Work to complete: Without the pictures, repeat the listing character for character.

Material shown:
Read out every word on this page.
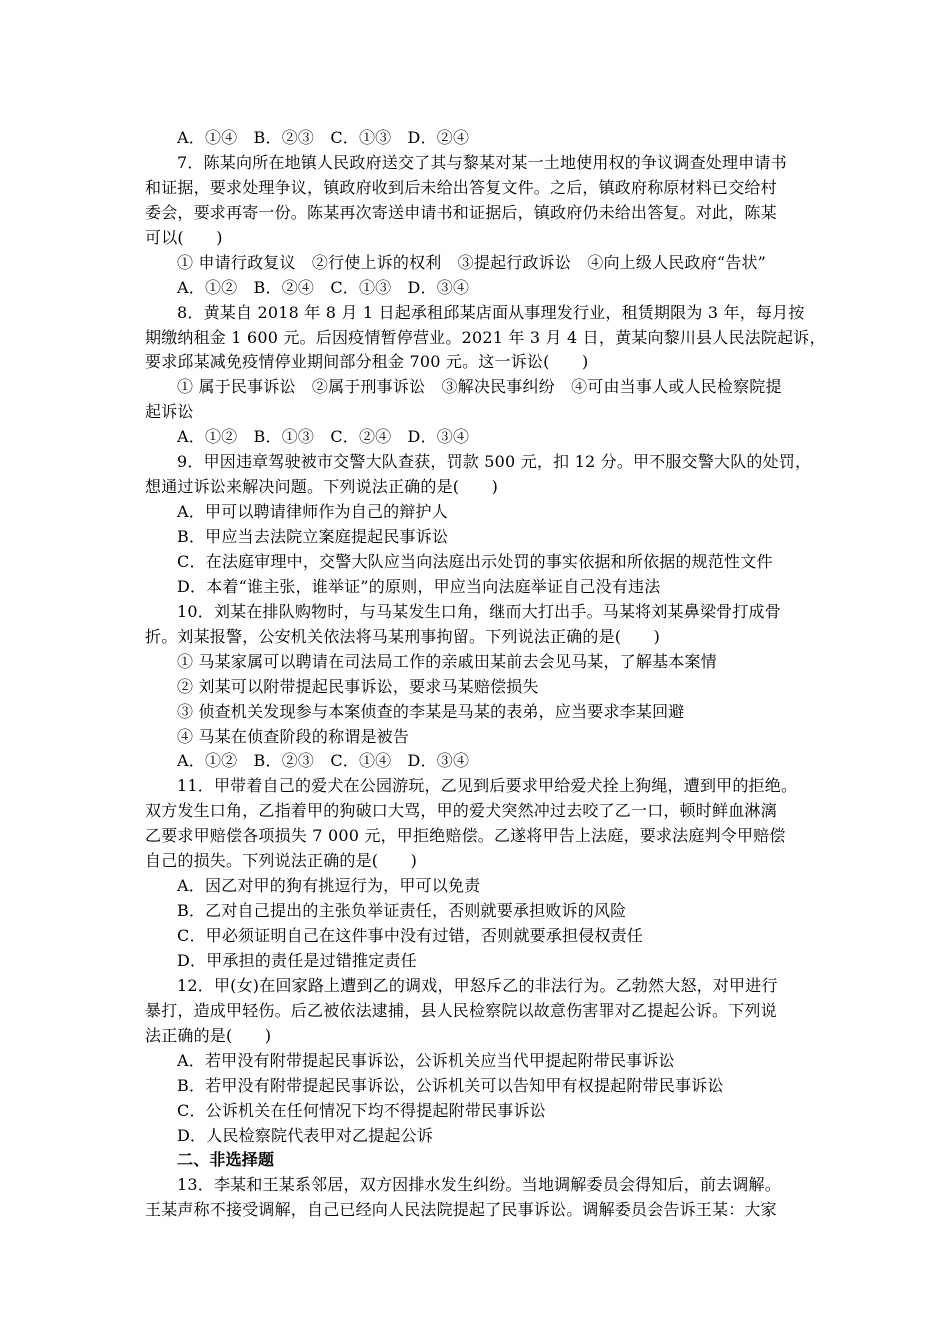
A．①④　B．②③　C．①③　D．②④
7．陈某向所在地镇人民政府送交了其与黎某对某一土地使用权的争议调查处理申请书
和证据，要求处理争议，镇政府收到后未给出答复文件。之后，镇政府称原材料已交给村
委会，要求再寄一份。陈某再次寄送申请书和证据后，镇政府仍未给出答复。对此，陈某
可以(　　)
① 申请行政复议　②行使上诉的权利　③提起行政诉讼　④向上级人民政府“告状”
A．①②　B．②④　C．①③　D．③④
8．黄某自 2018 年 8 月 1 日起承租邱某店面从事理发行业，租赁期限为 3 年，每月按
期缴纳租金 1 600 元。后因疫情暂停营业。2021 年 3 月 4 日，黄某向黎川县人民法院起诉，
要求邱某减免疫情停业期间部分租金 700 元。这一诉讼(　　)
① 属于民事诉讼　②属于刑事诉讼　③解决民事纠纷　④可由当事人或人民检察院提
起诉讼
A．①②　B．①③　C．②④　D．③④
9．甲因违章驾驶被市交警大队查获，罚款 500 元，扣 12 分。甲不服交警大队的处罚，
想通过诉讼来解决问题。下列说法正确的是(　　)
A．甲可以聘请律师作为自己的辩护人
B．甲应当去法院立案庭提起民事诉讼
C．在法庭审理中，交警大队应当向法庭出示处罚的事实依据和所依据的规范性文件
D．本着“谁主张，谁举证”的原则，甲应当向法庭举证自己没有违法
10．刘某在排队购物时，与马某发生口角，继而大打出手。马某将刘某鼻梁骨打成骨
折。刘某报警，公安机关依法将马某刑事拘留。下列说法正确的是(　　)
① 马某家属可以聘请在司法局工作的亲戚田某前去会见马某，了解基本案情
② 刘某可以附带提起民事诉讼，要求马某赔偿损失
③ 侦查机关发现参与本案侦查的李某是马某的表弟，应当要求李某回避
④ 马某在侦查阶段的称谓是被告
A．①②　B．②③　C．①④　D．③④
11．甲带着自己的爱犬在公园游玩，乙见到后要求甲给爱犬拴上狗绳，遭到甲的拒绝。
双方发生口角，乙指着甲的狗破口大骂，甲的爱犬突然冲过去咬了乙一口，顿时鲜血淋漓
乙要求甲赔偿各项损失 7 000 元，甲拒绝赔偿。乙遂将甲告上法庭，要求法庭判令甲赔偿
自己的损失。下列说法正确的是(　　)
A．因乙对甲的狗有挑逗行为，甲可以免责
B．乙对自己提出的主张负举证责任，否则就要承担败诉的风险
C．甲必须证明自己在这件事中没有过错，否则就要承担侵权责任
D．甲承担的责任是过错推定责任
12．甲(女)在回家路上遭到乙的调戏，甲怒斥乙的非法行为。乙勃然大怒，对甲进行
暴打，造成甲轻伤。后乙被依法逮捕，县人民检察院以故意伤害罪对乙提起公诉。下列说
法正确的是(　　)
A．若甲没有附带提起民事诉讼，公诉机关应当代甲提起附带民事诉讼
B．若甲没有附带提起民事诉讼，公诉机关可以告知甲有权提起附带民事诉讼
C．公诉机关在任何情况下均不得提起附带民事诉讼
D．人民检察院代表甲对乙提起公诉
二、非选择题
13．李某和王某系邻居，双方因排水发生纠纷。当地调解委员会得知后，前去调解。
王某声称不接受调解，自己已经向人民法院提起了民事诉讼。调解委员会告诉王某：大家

Written answer:
Read out every word on this page.
A．①④　B．②③　C．①③　D．②④
7．陈某向所在地镇人民政府送交了其与黎某对某一土地使用权的争议调查处理申请书
和证据，要求处理争议，镇政府收到后未给出答复文件。之后，镇政府称原材料已交给村
委会，要求再寄一份。陈某再次寄送申请书和证据后，镇政府仍未给出答复。对此，陈某
可以(　　)
① 申请行政复议　②行使上诉的权利　③提起行政诉讼　④向上级人民政府“告状”
A．①②　B．②④　C．①③　D．③④
8．黄某自 2018 年 8 月 1 日起承租邱某店面从事理发行业，租赁期限为 3 年，每月按
期缴纳租金 1 600 元。后因疫情暂停营业。2021 年 3 月 4 日，黄某向黎川县人民法院起诉，
要求邱某减免疫情停业期间部分租金 700 元。这一诉讼(　　)
① 属于民事诉讼　②属于刑事诉讼　③解决民事纠纷　④可由当事人或人民检察院提
起诉讼
A．①②　B．①③　C．②④　D．③④
9．甲因违章驾驶被市交警大队查获，罚款 500 元，扣 12 分。甲不服交警大队的处罚，
想通过诉讼来解决问题。下列说法正确的是(　　)
A．甲可以聘请律师作为自己的辩护人
B．甲应当去法院立案庭提起民事诉讼
C．在法庭审理中，交警大队应当向法庭出示处罚的事实依据和所依据的规范性文件
D．本着“谁主张，谁举证”的原则，甲应当向法庭举证自己没有违法
10．刘某在排队购物时，与马某发生口角，继而大打出手。马某将刘某鼻梁骨打成骨
折。刘某报警，公安机关依法将马某刑事拘留。下列说法正确的是(　　)
① 马某家属可以聘请在司法局工作的亲戚田某前去会见马某，了解基本案情
② 刘某可以附带提起民事诉讼，要求马某赔偿损失
③ 侦查机关发现参与本案侦查的李某是马某的表弟，应当要求李某回避
④ 马某在侦查阶段的称谓是被告
A．①②　B．②③　C．①④　D．③④
11．甲带着自己的爱犬在公园游玩，乙见到后要求甲给爱犬拴上狗绳，遭到甲的拒绝。
双方发生口角，乙指着甲的狗破口大骂，甲的爱犬突然冲过去咬了乙一口，顿时鲜血淋漓
乙要求甲赔偿各项损失 7 000 元，甲拒绝赔偿。乙遂将甲告上法庭，要求法庭判令甲赔偿
自己的损失。下列说法正确的是(　　)
A．因乙对甲的狗有挑逗行为，甲可以免责
B．乙对自己提出的主张负举证责任，否则就要承担败诉的风险
C．甲必须证明自己在这件事中没有过错，否则就要承担侵权责任
D．甲承担的责任是过错推定责任
12．甲(女)在回家路上遭到乙的调戏，甲怒斥乙的非法行为。乙勃然大怒，对甲进行
暴打，造成甲轻伤。后乙被依法逮捕，县人民检察院以故意伤害罪对乙提起公诉。下列说
法正确的是(　　)
A．若甲没有附带提起民事诉讼，公诉机关应当代甲提起附带民事诉讼
B．若甲没有附带提起民事诉讼，公诉机关可以告知甲有权提起附带民事诉讼
C．公诉机关在任何情况下均不得提起附带民事诉讼
D．人民检察院代表甲对乙提起公诉
二、非选择题
13．李某和王某系邻居，双方因排水发生纠纷。当地调解委员会得知后，前去调解。
王某声称不接受调解，自己已经向人民法院提起了民事诉讼。调解委员会告诉王某：大家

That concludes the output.